[Data entries]
•••

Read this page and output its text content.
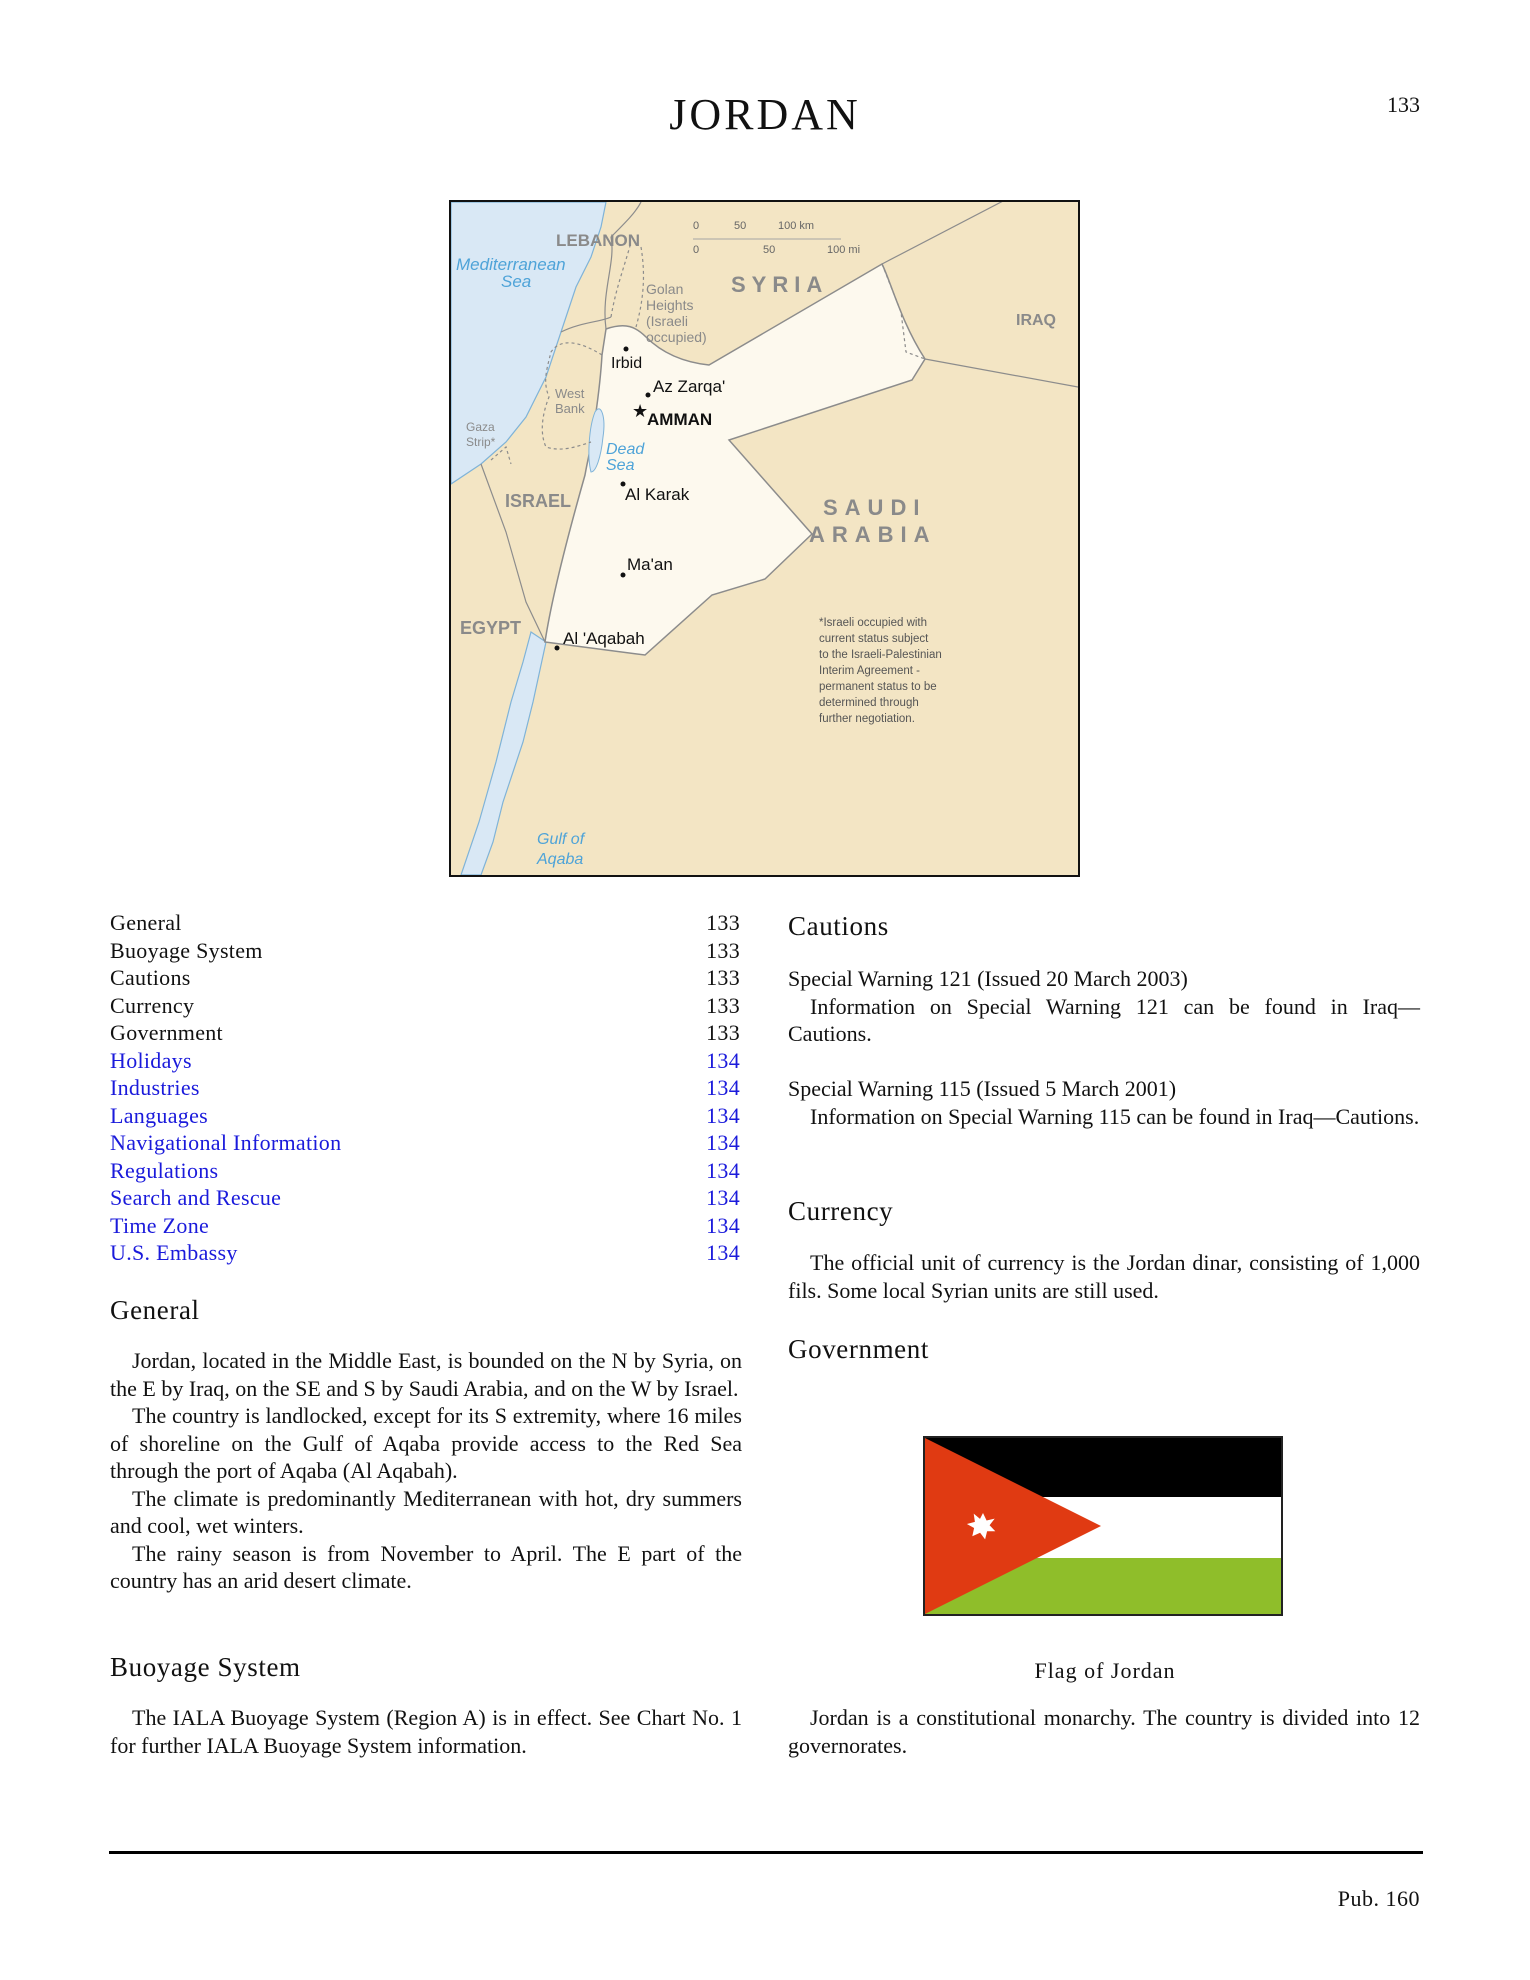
JORDAN	133
Mediterranean
Sea
Dead
Sea
Gulf of
Aqaba
LEBANON
SYRIA
IRAQ
SAUDI
ARABIA
ISRAEL
EGYPT
Golan
Heights
(Israeli
occupied)
West
Bank
Gaza
Strip*
0	50	100 km
0	50	100 mi
Irbid
Az Zarqa'
★
AMMAN
Al Karak
Ma'an
Al 'Aqabah
*Israeli occupied with
current status subject
to the Israeli-Palestinian
Interim Agreement -
permanent status to be
determined through
further negotiation.
General	133
Buoyage System	133
Cautions	133
Currency	133
Government	133
Holidays	134
Industries	134
Languages	134
Navigational Information	134
Regulations	134
Search and Rescue	134
Time Zone	134
U.S. Embassy	134
General
Jordan, located in the Middle East, is bounded on the N by Syria, on the E by Iraq, on the SE and S by Saudi Arabia, and on the W by Israel.
The country is landlocked, except for its S extremity, where 16 miles of shoreline on the Gulf of Aqaba provide access to the Red Sea through the port of Aqaba (Al Aqabah).
The climate is predominantly Mediterranean with hot, dry summers and cool, wet winters.
The rainy season is from November to April. The E part of the country has an arid desert climate.
Buoyage System
The IALA Buoyage System (Region A) is in effect. See Chart No. 1 for further IALA Buoyage System information.
Cautions
Special Warning 121 (Issued 20 March 2003)
Information on Special Warning 121 can be found in Iraq—Cautions.
Special Warning 115 (Issued 5 March 2001)
Information on Special Warning 115 can be found in Iraq—Cautions.
Currency
The official unit of currency is the Jordan dinar, consisting of 1,000 fils. Some local Syrian units are still used.
Government
Flag of Jordan
Jordan is a constitutional monarchy. The country is divided into 12 governorates.
Pub. 160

•••

» Exercise description
Would you mind returning each entry above word for word, skipping the images?

» Exercise output
Read this page and output its text content.
JORDAN	133
Mediterranean
Sea
Dead
Sea
Gulf of
Aqaba
LEBANON
SYRIA
IRAQ
SAUDI
ARABIA
ISRAEL
EGYPT
Golan
Heights
(Israeli
occupied)
West
Bank
Gaza
Strip*
0	50	100 km
0	50	100 mi
Irbid
Az Zarqa'
★
AMMAN
Al Karak
Ma'an
Al 'Aqabah
*Israeli occupied with
current status subject
to the Israeli-Palestinian
Interim Agreement -
permanent status to be
determined through
further negotiation.
General	133
Buoyage System	133
Cautions	133
Currency	133
Government	133
Holidays	134
Industries	134
Languages	134
Navigational Information	134
Regulations	134
Search and Rescue	134
Time Zone	134
U.S. Embassy	134
General
Jordan, located in the Middle East, is bounded on the N by Syria, on the E by Iraq, on the SE and S by Saudi Arabia, and on the W by Israel.
The country is landlocked, except for its S extremity, where 16 miles of shoreline on the Gulf of Aqaba provide access to the Red Sea through the port of Aqaba (Al Aqabah).
The climate is predominantly Mediterranean with hot, dry summers and cool, wet winters.
The rainy season is from November to April. The E part of the country has an arid desert climate.
Buoyage System
The IALA Buoyage System (Region A) is in effect. See Chart No. 1 for further IALA Buoyage System information.
Cautions
Special Warning 121 (Issued 20 March 2003)
Information on Special Warning 121 can be found in Iraq—Cautions.
Special Warning 115 (Issued 5 March 2001)
Information on Special Warning 115 can be found in Iraq—Cautions.
Currency
The official unit of currency is the Jordan dinar, consisting of 1,000 fils. Some local Syrian units are still used.
Government
Flag of Jordan
Jordan is a constitutional monarchy. The country is divided into 12 governorates.
Pub. 160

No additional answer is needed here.